### Written request
Repeat all of the data precisely.

Data listing
§
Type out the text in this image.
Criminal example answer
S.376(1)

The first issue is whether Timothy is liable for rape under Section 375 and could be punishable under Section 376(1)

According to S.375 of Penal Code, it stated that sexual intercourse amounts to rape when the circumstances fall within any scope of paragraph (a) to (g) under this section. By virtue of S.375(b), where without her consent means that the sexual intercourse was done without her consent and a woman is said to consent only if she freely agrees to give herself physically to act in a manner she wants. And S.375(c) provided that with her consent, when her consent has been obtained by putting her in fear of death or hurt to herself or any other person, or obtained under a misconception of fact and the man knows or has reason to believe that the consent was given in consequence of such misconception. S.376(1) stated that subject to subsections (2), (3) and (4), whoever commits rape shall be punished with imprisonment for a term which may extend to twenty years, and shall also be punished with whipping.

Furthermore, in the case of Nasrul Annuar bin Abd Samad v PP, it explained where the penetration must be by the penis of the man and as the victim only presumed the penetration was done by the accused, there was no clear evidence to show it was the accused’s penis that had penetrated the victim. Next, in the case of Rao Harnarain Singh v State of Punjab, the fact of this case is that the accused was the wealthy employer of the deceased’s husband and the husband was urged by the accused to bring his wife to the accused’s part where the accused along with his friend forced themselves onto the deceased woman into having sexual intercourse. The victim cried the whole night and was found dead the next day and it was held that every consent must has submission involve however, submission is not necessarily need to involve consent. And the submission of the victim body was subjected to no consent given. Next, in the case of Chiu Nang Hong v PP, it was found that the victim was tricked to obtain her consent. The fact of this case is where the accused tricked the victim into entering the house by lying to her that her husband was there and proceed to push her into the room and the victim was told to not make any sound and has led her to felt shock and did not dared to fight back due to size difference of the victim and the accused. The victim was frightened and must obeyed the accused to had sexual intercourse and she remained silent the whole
§
### Result of this exercise
Type out the text in this image.
Criminal example answer
S.376(1)

The first issue is whether Timothy is liable for rape under Section 375 and could be punishable under Section 376(1)

According to S.375 of Penal Code, it stated that sexual intercourse amounts to rape when the circumstances fall within any scope of paragraph (a) to (g) under this section. By virtue of S.375(b), where without her consent means that the sexual intercourse was done without her consent and a woman is said to consent only if she freely agrees to give herself physically to act in a manner she wants. And S.375(c) provided that with her consent, when her consent has been obtained by putting her in fear of death or hurt to herself or any other person, or obtained under a misconception of fact and the man knows or has reason to believe that the consent was given in consequence of such misconception. S.376(1) stated that subject to subsections (2), (3) and (4), whoever commits rape shall be punished with imprisonment for a term which may extend to twenty years, and shall also be punished with whipping.

Furthermore, in the case of Nasrul Annuar bin Abd Samad v PP, it explained where the penetration must be by the penis of the man and as the victim only presumed the penetration was done by the accused, there was no clear evidence to show it was the accused’s penis that had penetrated the victim. Next, in the case of Rao Harnarain Singh v State of Punjab, the fact of this case is that the accused was the wealthy employer of the deceased’s husband and the husband was urged by the accused to bring his wife to the accused’s part where the accused along with his friend forced themselves onto the deceased woman into having sexual intercourse. The victim cried the whole night and was found dead the next day and it was held that every consent must has submission involve however, submission is not necessarily need to involve consent. And the submission of the victim body was subjected to no consent given. Next, in the case of Chiu Nang Hong v PP, it was found that the victim was tricked to obtain her consent. The fact of this case is where the accused tricked the victim into entering the house by lying to her that her husband was there and proceed to push her into the room and the victim was told to not make any sound and has led her to felt shock and did not dared to fight back due to size difference of the victim and the accused. The victim was frightened and must obeyed the accused to had sexual intercourse and she remained silent the whole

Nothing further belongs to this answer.